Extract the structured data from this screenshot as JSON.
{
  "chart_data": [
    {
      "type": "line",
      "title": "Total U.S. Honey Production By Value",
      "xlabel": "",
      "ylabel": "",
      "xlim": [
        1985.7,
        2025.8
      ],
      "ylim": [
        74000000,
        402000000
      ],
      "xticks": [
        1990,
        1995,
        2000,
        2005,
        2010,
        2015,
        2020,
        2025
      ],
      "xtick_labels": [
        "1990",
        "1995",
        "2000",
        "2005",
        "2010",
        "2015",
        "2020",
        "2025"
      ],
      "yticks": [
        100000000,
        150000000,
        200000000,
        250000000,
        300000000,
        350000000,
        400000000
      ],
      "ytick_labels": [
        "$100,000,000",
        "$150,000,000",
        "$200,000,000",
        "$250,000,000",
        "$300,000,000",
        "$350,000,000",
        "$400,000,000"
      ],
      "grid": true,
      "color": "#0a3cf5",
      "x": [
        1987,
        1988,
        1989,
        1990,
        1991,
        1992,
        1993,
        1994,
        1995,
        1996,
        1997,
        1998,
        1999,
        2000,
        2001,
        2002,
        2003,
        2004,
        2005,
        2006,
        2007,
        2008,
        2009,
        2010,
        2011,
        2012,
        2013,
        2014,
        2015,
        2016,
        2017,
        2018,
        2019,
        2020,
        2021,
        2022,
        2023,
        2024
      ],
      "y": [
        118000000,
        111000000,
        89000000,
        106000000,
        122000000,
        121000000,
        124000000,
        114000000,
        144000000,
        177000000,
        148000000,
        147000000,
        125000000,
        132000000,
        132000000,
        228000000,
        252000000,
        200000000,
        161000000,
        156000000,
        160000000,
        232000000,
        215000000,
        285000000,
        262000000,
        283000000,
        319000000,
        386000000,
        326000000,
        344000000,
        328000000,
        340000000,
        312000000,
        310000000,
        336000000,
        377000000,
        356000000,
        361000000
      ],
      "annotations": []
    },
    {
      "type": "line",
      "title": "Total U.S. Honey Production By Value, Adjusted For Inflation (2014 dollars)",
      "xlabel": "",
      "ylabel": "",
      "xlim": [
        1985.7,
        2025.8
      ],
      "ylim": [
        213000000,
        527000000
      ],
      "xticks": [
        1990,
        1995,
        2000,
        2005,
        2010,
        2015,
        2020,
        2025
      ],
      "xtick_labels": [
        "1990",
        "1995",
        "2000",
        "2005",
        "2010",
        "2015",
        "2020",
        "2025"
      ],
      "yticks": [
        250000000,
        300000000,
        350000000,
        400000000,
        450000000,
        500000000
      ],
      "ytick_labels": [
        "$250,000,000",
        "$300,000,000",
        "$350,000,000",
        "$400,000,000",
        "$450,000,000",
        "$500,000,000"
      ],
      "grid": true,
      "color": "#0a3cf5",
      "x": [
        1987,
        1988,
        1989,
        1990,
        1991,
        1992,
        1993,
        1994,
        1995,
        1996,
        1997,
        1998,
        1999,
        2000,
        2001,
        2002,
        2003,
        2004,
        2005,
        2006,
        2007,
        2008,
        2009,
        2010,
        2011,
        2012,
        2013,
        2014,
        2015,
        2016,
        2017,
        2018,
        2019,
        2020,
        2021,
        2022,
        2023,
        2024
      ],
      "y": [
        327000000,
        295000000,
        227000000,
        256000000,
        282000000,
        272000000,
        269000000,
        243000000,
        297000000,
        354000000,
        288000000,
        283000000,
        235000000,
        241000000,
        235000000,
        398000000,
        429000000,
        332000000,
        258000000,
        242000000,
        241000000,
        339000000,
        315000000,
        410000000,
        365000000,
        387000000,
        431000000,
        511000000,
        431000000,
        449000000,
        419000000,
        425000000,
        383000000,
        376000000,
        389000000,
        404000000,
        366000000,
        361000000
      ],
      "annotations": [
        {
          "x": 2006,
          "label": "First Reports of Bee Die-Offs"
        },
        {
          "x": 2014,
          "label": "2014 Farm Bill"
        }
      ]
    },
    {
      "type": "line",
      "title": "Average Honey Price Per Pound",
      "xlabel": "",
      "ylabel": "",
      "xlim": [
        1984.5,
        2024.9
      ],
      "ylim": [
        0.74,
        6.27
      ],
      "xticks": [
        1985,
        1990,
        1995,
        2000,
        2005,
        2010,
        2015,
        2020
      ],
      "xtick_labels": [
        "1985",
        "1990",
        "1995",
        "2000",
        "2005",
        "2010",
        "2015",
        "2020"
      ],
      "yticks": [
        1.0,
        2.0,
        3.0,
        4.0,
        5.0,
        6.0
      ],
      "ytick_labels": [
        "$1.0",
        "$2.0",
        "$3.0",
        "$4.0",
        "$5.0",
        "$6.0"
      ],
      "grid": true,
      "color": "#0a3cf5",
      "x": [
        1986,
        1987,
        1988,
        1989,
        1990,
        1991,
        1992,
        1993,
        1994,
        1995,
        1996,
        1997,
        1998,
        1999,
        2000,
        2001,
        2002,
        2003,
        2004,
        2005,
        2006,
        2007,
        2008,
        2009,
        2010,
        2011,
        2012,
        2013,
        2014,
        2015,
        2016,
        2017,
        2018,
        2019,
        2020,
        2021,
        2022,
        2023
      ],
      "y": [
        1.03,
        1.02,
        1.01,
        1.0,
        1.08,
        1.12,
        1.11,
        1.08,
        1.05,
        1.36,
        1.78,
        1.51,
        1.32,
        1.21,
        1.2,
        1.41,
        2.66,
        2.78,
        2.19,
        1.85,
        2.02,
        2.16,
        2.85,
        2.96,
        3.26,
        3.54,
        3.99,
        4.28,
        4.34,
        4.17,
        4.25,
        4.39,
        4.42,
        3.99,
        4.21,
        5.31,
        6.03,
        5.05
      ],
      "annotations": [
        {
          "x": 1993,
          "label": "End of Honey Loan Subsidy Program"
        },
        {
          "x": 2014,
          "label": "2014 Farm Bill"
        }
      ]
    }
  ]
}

- - - -

▸ EXERCISE GOAL
Look through the entries above. Extract each line with the word "Value".

▸ TASK SOLUTION
      "title": "Total U.S. Honey Production By Value",
      "title": "Total U.S. Honey Production By Value, Adjusted For Inflation (2014 dollars)",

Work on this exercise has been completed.